Direction: Each line containing the word "depth" needs to be copied.

Extracts from a graphics dataset
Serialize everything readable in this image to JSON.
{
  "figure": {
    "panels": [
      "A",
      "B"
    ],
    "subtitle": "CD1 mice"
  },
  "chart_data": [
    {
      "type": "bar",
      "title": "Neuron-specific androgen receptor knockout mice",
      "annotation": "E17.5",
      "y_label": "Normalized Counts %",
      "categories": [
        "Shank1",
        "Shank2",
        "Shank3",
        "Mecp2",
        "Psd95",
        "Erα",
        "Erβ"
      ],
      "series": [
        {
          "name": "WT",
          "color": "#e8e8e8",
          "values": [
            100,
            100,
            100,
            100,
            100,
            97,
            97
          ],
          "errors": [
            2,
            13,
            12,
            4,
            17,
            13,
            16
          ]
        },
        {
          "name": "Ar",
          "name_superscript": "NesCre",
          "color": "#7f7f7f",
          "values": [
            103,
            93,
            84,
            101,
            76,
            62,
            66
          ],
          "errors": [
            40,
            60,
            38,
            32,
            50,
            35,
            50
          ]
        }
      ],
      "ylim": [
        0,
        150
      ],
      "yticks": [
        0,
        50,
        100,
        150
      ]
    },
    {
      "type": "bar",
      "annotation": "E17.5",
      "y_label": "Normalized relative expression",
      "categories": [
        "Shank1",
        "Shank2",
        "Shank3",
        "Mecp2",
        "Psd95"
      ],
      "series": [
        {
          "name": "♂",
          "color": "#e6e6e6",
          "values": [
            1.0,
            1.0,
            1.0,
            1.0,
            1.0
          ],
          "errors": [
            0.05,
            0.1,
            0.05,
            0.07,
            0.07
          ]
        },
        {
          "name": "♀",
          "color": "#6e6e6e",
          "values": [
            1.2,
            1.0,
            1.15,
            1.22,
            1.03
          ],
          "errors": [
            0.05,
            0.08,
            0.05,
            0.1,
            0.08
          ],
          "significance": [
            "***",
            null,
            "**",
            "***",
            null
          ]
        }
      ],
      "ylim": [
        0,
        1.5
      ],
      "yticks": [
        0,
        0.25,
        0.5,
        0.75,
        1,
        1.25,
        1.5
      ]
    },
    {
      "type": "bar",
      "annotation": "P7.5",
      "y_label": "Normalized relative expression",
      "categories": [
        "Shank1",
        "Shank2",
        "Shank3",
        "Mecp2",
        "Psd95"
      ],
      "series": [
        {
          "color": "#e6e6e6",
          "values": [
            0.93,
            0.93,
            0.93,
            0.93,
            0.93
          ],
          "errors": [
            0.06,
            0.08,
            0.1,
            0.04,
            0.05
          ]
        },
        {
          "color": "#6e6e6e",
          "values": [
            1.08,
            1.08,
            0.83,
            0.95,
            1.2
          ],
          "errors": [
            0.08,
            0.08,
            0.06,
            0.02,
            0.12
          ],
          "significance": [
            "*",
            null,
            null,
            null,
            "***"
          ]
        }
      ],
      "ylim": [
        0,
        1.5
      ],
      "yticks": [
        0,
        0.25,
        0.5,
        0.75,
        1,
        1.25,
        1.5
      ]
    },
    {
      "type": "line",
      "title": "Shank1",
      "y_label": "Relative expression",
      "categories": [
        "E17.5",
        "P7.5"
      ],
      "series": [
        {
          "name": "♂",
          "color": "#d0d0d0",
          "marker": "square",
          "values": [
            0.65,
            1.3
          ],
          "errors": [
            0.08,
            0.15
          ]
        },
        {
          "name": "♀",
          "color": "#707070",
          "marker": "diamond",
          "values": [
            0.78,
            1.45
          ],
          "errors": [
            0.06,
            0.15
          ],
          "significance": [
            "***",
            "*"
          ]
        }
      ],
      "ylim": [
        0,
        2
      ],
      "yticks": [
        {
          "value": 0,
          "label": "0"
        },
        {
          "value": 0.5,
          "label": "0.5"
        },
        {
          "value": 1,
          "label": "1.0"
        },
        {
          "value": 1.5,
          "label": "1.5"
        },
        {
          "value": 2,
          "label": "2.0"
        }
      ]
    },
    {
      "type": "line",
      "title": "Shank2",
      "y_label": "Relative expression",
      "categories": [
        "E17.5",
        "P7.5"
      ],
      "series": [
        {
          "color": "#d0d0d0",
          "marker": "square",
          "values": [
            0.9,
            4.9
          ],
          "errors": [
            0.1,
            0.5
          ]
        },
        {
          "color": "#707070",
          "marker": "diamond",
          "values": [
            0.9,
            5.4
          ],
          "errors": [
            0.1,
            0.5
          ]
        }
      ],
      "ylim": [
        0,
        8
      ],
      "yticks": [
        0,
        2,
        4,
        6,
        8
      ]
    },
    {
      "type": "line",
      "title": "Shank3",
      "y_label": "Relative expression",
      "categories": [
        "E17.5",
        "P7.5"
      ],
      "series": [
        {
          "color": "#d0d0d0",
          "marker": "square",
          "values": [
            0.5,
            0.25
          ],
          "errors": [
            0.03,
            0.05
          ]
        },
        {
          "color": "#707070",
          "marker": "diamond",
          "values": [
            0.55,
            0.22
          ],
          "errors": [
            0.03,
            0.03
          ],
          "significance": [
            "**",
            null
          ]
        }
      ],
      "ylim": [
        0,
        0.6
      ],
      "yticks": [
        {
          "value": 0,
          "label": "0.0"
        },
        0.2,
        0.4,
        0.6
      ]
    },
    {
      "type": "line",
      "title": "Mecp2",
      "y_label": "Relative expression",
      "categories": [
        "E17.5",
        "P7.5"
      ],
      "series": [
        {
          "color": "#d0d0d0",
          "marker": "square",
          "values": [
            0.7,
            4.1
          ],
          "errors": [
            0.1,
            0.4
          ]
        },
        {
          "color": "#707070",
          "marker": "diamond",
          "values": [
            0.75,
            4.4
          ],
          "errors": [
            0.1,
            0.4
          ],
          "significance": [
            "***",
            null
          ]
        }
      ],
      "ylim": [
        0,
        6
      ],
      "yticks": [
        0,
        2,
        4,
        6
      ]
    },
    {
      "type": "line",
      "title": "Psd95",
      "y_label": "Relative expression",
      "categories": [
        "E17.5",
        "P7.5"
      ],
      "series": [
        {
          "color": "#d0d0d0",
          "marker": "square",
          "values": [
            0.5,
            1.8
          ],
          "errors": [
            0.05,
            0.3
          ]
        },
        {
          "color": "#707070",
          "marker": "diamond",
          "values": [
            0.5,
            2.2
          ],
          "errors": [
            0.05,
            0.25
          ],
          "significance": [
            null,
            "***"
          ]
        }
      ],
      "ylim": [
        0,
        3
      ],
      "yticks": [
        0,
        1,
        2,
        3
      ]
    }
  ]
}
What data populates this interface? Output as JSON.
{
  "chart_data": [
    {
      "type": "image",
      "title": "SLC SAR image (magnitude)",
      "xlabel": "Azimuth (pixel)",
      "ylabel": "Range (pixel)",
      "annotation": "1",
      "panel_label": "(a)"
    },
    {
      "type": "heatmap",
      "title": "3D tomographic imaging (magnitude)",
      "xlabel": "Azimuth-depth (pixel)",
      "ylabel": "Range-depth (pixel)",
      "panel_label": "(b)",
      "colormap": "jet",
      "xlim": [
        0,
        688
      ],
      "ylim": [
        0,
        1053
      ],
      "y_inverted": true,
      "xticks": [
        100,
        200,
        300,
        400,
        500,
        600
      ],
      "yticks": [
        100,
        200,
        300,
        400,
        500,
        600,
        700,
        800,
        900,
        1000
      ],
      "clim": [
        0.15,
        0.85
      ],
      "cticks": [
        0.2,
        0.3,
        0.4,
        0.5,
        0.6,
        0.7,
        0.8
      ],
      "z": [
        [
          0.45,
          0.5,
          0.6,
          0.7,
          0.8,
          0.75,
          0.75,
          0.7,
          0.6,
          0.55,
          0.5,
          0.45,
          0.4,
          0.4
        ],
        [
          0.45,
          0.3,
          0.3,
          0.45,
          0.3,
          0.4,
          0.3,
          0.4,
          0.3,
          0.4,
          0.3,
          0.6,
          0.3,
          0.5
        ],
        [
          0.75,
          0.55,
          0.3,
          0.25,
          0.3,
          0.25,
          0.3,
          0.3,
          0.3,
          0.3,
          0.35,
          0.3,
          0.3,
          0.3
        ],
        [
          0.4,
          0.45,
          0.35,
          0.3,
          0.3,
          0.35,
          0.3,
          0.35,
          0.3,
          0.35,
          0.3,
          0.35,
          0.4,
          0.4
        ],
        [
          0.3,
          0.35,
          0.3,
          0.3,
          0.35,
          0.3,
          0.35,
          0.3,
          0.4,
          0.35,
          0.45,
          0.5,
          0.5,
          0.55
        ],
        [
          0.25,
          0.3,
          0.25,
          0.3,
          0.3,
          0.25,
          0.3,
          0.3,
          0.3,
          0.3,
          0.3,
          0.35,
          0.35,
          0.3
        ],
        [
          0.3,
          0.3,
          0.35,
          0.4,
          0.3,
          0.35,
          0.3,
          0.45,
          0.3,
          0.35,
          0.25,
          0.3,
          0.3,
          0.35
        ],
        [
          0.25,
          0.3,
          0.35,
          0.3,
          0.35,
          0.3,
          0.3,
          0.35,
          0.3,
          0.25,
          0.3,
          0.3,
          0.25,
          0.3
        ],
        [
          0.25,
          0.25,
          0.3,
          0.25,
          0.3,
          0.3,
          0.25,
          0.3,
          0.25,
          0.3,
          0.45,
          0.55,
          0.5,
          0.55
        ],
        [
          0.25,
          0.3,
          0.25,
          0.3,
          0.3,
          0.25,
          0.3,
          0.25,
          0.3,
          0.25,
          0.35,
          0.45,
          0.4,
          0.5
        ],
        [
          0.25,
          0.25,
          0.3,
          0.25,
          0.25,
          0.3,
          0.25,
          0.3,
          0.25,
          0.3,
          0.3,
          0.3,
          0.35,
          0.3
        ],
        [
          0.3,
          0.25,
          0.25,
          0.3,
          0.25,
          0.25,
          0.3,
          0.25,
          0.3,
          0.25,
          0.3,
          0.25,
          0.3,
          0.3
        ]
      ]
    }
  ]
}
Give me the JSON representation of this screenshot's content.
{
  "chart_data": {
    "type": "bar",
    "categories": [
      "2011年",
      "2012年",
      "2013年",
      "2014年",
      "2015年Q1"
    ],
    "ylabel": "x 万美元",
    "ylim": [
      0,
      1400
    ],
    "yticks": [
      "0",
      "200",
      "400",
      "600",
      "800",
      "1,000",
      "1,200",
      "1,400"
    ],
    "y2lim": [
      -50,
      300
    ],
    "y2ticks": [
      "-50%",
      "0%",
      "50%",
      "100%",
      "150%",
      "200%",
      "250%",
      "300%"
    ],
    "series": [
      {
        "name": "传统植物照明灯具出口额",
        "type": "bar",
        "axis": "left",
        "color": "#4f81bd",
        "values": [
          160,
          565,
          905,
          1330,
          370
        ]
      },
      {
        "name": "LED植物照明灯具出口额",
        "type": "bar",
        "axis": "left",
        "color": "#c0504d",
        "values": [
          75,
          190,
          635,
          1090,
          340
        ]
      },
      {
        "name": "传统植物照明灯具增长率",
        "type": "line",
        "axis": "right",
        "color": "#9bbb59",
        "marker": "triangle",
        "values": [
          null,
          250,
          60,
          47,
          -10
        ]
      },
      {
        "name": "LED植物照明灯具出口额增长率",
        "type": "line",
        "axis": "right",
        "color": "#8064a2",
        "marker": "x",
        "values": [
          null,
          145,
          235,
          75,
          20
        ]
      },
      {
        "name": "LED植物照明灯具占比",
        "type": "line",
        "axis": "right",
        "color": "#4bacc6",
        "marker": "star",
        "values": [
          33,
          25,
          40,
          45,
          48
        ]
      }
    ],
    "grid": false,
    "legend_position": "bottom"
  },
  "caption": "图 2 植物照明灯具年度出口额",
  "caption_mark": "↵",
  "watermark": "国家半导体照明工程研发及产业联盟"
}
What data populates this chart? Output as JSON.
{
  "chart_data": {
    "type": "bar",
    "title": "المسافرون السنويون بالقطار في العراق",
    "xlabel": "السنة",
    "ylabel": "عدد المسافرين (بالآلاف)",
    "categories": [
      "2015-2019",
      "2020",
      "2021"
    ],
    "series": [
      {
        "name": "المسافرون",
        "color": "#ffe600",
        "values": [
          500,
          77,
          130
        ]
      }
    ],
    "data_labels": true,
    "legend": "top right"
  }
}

Result of the exercise:
      "xlabel": "Azimuth-depth (pixel)",
      "ylabel": "Range-depth (pixel)",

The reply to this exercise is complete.